GOAL OF THE EXERCISE — Retype the material that follows, keeping every word as it is.

[Saved data entries]
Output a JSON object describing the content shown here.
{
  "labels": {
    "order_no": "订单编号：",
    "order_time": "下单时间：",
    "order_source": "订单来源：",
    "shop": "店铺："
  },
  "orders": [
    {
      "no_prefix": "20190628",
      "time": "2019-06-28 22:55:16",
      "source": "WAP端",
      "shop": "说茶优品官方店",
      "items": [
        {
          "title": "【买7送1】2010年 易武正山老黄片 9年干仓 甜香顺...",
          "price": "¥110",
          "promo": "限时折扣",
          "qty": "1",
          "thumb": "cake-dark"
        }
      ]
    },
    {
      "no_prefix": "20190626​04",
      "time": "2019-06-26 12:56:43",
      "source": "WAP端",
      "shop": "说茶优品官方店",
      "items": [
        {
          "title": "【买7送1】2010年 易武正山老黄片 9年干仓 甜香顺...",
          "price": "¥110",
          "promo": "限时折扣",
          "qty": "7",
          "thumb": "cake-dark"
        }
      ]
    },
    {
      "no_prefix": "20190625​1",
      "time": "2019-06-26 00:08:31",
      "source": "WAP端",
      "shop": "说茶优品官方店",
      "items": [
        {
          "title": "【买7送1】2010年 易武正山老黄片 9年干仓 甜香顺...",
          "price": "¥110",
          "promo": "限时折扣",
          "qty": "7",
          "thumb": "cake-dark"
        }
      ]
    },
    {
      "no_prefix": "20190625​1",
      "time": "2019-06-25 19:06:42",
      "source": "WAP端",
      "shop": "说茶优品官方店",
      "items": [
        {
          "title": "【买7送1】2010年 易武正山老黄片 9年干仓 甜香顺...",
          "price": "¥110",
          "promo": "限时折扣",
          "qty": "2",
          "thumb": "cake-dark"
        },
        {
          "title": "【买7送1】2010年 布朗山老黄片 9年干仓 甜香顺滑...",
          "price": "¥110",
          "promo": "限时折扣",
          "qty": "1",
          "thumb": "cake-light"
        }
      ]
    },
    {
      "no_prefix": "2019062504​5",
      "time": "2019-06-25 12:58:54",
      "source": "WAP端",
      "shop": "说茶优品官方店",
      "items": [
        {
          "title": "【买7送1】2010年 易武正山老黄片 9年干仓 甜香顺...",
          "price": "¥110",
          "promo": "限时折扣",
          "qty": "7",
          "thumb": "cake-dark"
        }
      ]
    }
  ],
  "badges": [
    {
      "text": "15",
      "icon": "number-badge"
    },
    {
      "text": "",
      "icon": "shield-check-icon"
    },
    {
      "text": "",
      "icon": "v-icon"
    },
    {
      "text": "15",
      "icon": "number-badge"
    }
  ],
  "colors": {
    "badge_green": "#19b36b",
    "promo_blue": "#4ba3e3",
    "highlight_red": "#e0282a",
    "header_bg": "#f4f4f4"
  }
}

FULL OUTPUT —
Output a JSON object describing the content shown here.
{
  "labels": {
    "order_no": "订单编号：",
    "order_time": "下单时间：",
    "order_source": "订单来源：",
    "shop": "店铺："
  },
  "orders": [
    {
      "no_prefix": "20190628",
      "time": "2019-06-28 22:55:16",
      "source": "WAP端",
      "shop": "说茶优品官方店",
      "items": [
        {
          "title": "【买7送1】2010年 易武正山老黄片 9年干仓 甜香顺...",
          "price": "¥110",
          "promo": "限时折扣",
          "qty": "1",
          "thumb": "cake-dark"
        }
      ]
    },
    {
      "no_prefix": "20190626​04",
      "time": "2019-06-26 12:56:43",
      "source": "WAP端",
      "shop": "说茶优品官方店",
      "items": [
        {
          "title": "【买7送1】2010年 易武正山老黄片 9年干仓 甜香顺...",
          "price": "¥110",
          "promo": "限时折扣",
          "qty": "7",
          "thumb": "cake-dark"
        }
      ]
    },
    {
      "no_prefix": "20190625​1",
      "time": "2019-06-26 00:08:31",
      "source": "WAP端",
      "shop": "说茶优品官方店",
      "items": [
        {
          "title": "【买7送1】2010年 易武正山老黄片 9年干仓 甜香顺...",
          "price": "¥110",
          "promo": "限时折扣",
          "qty": "7",
          "thumb": "cake-dark"
        }
      ]
    },
    {
      "no_prefix": "20190625​1",
      "time": "2019-06-25 19:06:42",
      "source": "WAP端",
      "shop": "说茶优品官方店",
      "items": [
        {
          "title": "【买7送1】2010年 易武正山老黄片 9年干仓 甜香顺...",
          "price": "¥110",
          "promo": "限时折扣",
          "qty": "2",
          "thumb": "cake-dark"
        },
        {
          "title": "【买7送1】2010年 布朗山老黄片 9年干仓 甜香顺滑...",
          "price": "¥110",
          "promo": "限时折扣",
          "qty": "1",
          "thumb": "cake-light"
        }
      ]
    },
    {
      "no_prefix": "2019062504​5",
      "time": "2019-06-25 12:58:54",
      "source": "WAP端",
      "shop": "说茶优品官方店",
      "items": [
        {
          "title": "【买7送1】2010年 易武正山老黄片 9年干仓 甜香顺...",
          "price": "¥110",
          "promo": "限时折扣",
          "qty": "7",
          "thumb": "cake-dark"
        }
      ]
    }
  ],
  "badges": [
    {
      "text": "15",
      "icon": "number-badge"
    },
    {
      "text": "",
      "icon": "shield-check-icon"
    },
    {
      "text": "",
      "icon": "v-icon"
    },
    {
      "text": "15",
      "icon": "number-badge"
    }
  ],
  "colors": {
    "badge_green": "#19b36b",
    "promo_blue": "#4ba3e3",
    "highlight_red": "#e0282a",
    "header_bg": "#f4f4f4"
  }
}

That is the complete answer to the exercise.